■ OBJECTIVE
Would you transcribe the whole listing exactly, minus its pictures?

■ RECORDS TO PROCESS
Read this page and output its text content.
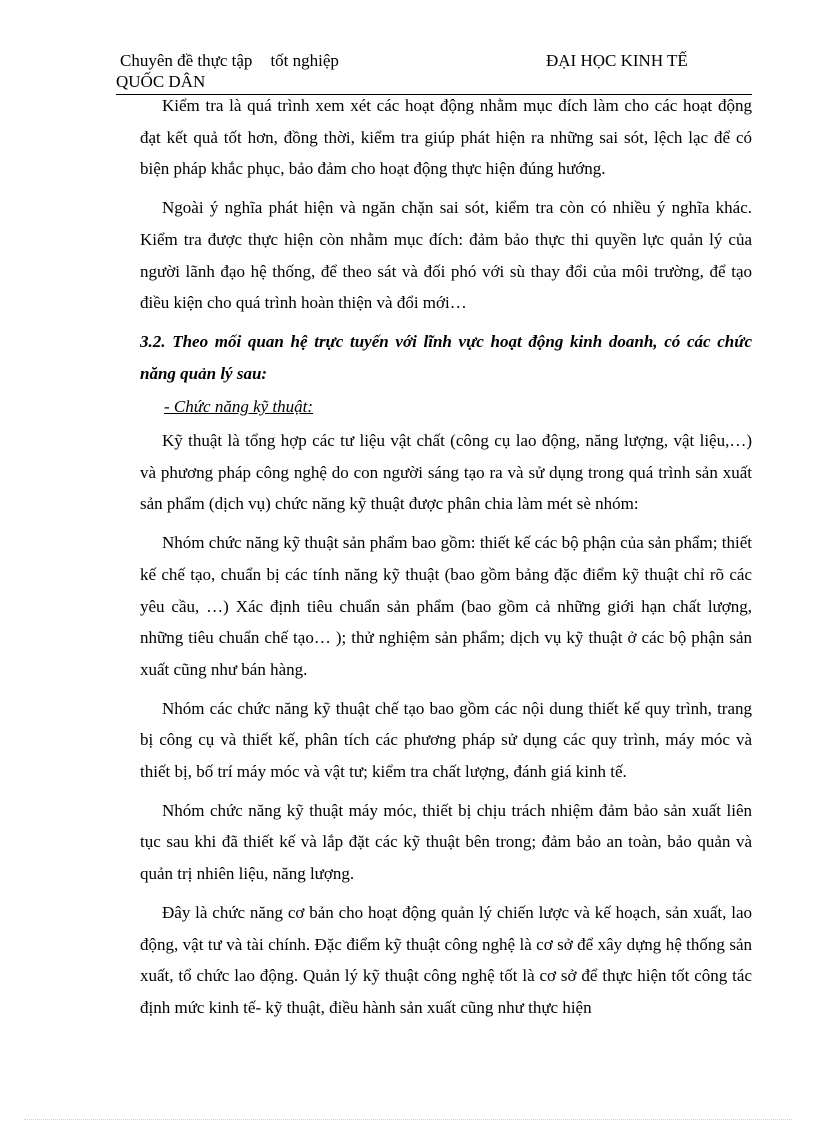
Chuyên đề thực tập tốt nghiệp	ĐẠI HỌC KINH TẾ
QUỐC DÂN

Kiểm tra là quá trình xem xét các hoạt động nhằm mục đích làm cho các hoạt động đạt kết quả tốt hơn, đồng thời, kiểm tra giúp phát hiện ra những sai sót, lệch lạc để có biện pháp khắc phục, bảo đảm cho hoạt động thực hiện đúng hướng.

Ngoài ý nghĩa phát hiện và ngăn chặn sai sót, kiểm tra còn có nhiều ý nghĩa khác. Kiểm tra được thực hiện còn nhằm mục đích: đảm bảo thực thi quyền lực quản lý của người lãnh đạo hệ thống, để theo sát và đối phó với sù thay đổi của môi trường, để tạo điều kiện cho quá trình hoàn thiện và đổi mới…

3.2. Theo mối quan hệ trực tuyến với lĩnh vực hoạt động kinh doanh, có các chức năng quản lý sau:

- Chức năng kỹ thuật:

Kỹ thuật là tổng hợp các tư liệu vật chất (công cụ lao động, năng lượng, vật liệu,…) và phương pháp công nghệ do con người sáng tạo ra và sử dụng trong quá trình sản xuất sản phẩm (dịch vụ) chức năng kỹ thuật được phân chia làm mét sè nhóm:

Nhóm chức năng kỹ thuật sản phẩm bao gồm: thiết kế các bộ phận của sản phẩm; thiết kế chế tạo, chuẩn bị các tính năng kỹ thuật (bao gồm bảng đặc điểm kỹ thuật chỉ rõ các yêu cầu, …) Xác định tiêu chuẩn sản phẩm (bao gồm cả những giới hạn chất lượng, những tiêu chuẩn chế tạo… ); thử nghiệm sản phẩm; dịch vụ kỹ thuật ở các bộ phận sản xuất cũng như bán hàng.

Nhóm các chức năng kỹ thuật chế tạo bao gồm các nội dung thiết kế quy trình, trang bị công cụ và thiết kế, phân tích các phương pháp sử dụng các quy trình, máy móc và thiết bị, bố trí máy móc và vật tư; kiểm tra chất lượng, đánh giá kinh tế.

Nhóm chức năng kỹ thuật máy móc, thiết bị chịu trách nhiệm đảm bảo sản xuất liên tục sau khi đã thiết kế và lắp đặt các kỹ thuật bên trong; đảm bảo an toàn, bảo quản và quản trị nhiên liệu, năng lượng.

Đây là chức năng cơ bản cho hoạt động quản lý chiến lược và kế hoạch, sản xuất, lao động, vật tư và tài chính. Đặc điểm kỹ thuật công nghệ là cơ sở để xây dựng hệ thống sản xuất, tổ chức lao động. Quản lý kỹ thuật công nghệ tốt là cơ sở để thực hiện tốt công tác định mức kinh tế- kỹ thuật, điều hành sản xuất cũng như thực hiện
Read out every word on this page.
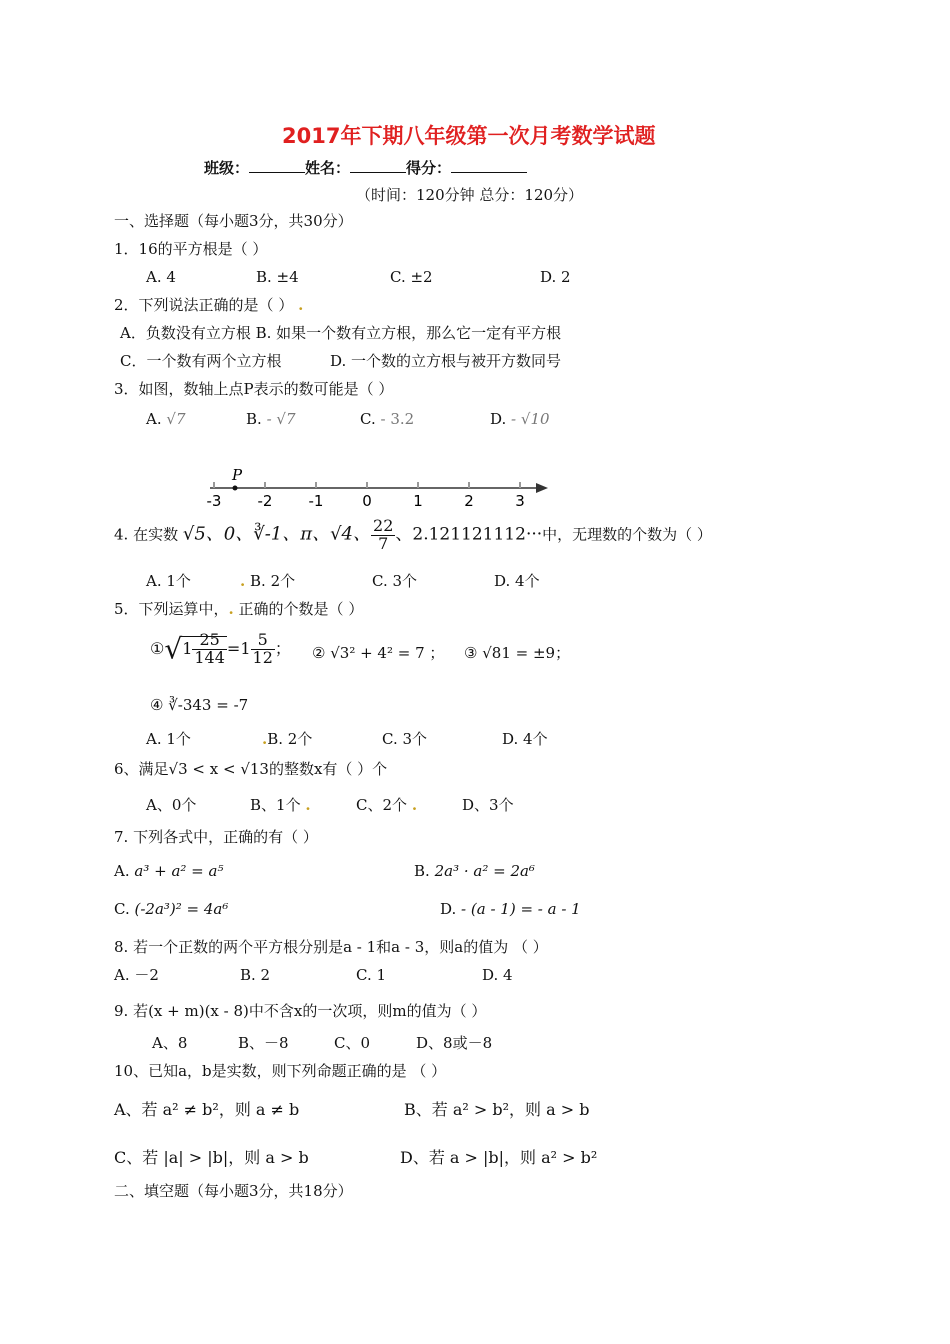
2017年下期八年级第一次月考数学试题
班级：	姓名：	得分：
（时间：120分钟 总分：120分）
一、选择题（每小题3分，共30分）
1．16的平方根是（ ）
A. 4	B. ±4	C. ±2	D. 2
2．下列说法正确的是（ ） .
A．负数没有立方根 B. 如果一个数有立方根，那么它一定有平方根
C．一个数有两个立方根	D. 一个数的立方根与被开方数同号
3．如图，数轴上点P表示的数可能是（ ）
A. √7	B. - √7	C. - 3.2	D. - √10
-3 -2 -1	0	1	2	3
P
4. 在实数 √5、0、∛-1、π、√4、 $\frac{22}{7}$ 、2.121121112···中，无理数的个数为（ ）
A. 1个	. B. 2个	C. 3个	D. 4个
5．下列运算中，. 正确的个数是（ ）
①√1 $\frac{25}{144} =1 \frac{5}{12}$ ； ② √3² + 4² = 7 ； ③ √81 = ±9；
④ ∛-343 = -7
A. 1个	.B. 2个	C. 3个	D. 4个
6、满足√3 < x < √13的整数x有（ ）个
A、0个	B、1个 .	C、2个 .	D、3个
7. 下列各式中，正确的有（ ）
A. a³ + a² = a⁵	B. 2a³ · a² = 2a⁶
C. (-2a³)² = 4a⁶	D. - (a - 1) = - a - 1
8. 若一个正数的两个平方根分别是a - 1和a - 3，则a的值为 （ ）
A. －2	B. 2	C. 1	D. 4
9. 若(x + m)(x - 8)中不含x的一次项，则m的值为（ ）
A、8	B、－8	C、0	D、8或－8
10、已知a，b是实数，则下列命题正确的是 （ ）
A、若 a² ≠ b²，则 a ≠ b	B、若 a² > b²，则 a > b
C、若 |a| > |b|，则 a > b	D、若 a > |b|，则 a² > b²
二、填空题（每小题3分，共18分）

■ TASK OUTPUT
Read this page and output its text content.
Chuyên đề thực tập tốt nghiệp	ĐẠI HỌC KINH TẾ
QUỐC DÂN

Kiểm tra là quá trình xem xét các hoạt động nhằm mục đích làm cho các hoạt động đạt kết quả tốt hơn, đồng thời, kiểm tra giúp phát hiện ra những sai sót, lệch lạc để có biện pháp khắc phục, bảo đảm cho hoạt động thực hiện đúng hướng.

Ngoài ý nghĩa phát hiện và ngăn chặn sai sót, kiểm tra còn có nhiều ý nghĩa khác. Kiểm tra được thực hiện còn nhằm mục đích: đảm bảo thực thi quyền lực quản lý của người lãnh đạo hệ thống, để theo sát và đối phó với sù thay đổi của môi trường, để tạo điều kiện cho quá trình hoàn thiện và đổi mới…

3.2. Theo mối quan hệ trực tuyến với lĩnh vực hoạt động kinh doanh, có các chức năng quản lý sau:

- Chức năng kỹ thuật:

Kỹ thuật là tổng hợp các tư liệu vật chất (công cụ lao động, năng lượng, vật liệu,…) và phương pháp công nghệ do con người sáng tạo ra và sử dụng trong quá trình sản xuất sản phẩm (dịch vụ) chức năng kỹ thuật được phân chia làm mét sè nhóm:

Nhóm chức năng kỹ thuật sản phẩm bao gồm: thiết kế các bộ phận của sản phẩm; thiết kế chế tạo, chuẩn bị các tính năng kỹ thuật (bao gồm bảng đặc điểm kỹ thuật chỉ rõ các yêu cầu, …) Xác định tiêu chuẩn sản phẩm (bao gồm cả những giới hạn chất lượng, những tiêu chuẩn chế tạo… ); thử nghiệm sản phẩm; dịch vụ kỹ thuật ở các bộ phận sản xuất cũng như bán hàng.

Nhóm các chức năng kỹ thuật chế tạo bao gồm các nội dung thiết kế quy trình, trang bị công cụ và thiết kế, phân tích các phương pháp sử dụng các quy trình, máy móc và thiết bị, bố trí máy móc và vật tư; kiểm tra chất lượng, đánh giá kinh tế.

Nhóm chức năng kỹ thuật máy móc, thiết bị chịu trách nhiệm đảm bảo sản xuất liên tục sau khi đã thiết kế và lắp đặt các kỹ thuật bên trong; đảm bảo an toàn, bảo quản và quản trị nhiên liệu, năng lượng.

Đây là chức năng cơ bản cho hoạt động quản lý chiến lược và kế hoạch, sản xuất, lao động, vật tư và tài chính. Đặc điểm kỹ thuật công nghệ là cơ sở để xây dựng hệ thống sản xuất, tổ chức lao động. Quản lý kỹ thuật công nghệ tốt là cơ sở để thực hiện tốt công tác định mức kinh tế- kỹ thuật, điều hành sản xuất cũng như thực hiện
Read out every word on this page.
2017年下期八年级第一次月考数学试题
班级：	姓名：	得分：
（时间：120分钟 总分：120分）
一、选择题（每小题3分，共30分）
1．16的平方根是（ ）
A. 4	B. ±4	C. ±2	D. 2
2．下列说法正确的是（ ） .
A．负数没有立方根 B. 如果一个数有立方根，那么它一定有平方根
C．一个数有两个立方根	D. 一个数的立方根与被开方数同号
3．如图，数轴上点P表示的数可能是（ ）
A. √7	B. - √7	C. - 3.2	D. - √10
-3 -2 -1	0	1	2	3
P
4. 在实数 √5、0、∛-1、π、√4、 $\frac{22}{7}$ 、2.121121112···中，无理数的个数为（ ）
A. 1个	. B. 2个	C. 3个	D. 4个
5．下列运算中，. 正确的个数是（ ）
①√1 $\frac{25}{144} =1 \frac{5}{12}$ ； ② √3² + 4² = 7 ； ③ √81 = ±9；
④ ∛-343 = -7
A. 1个	.B. 2个	C. 3个	D. 4个
6、满足√3 < x < √13的整数x有（ ）个
A、0个	B、1个 .	C、2个 .	D、3个
7. 下列各式中，正确的有（ ）
A. a³ + a² = a⁵	B. 2a³ · a² = 2a⁶
C. (-2a³)² = 4a⁶	D. - (a - 1) = - a - 1
8. 若一个正数的两个平方根分别是a - 1和a - 3，则a的值为 （ ）
A. －2	B. 2	C. 1	D. 4
9. 若(x + m)(x - 8)中不含x的一次项，则m的值为（ ）
A、8	B、－8	C、0	D、8或－8
10、已知a，b是实数，则下列命题正确的是 （ ）
A、若 a² ≠ b²，则 a ≠ b	B、若 a² > b²，则 a > b
C、若 |a| > |b|，则 a > b	D、若 a > |b|，则 a² > b²
二、填空题（每小题3分，共18分）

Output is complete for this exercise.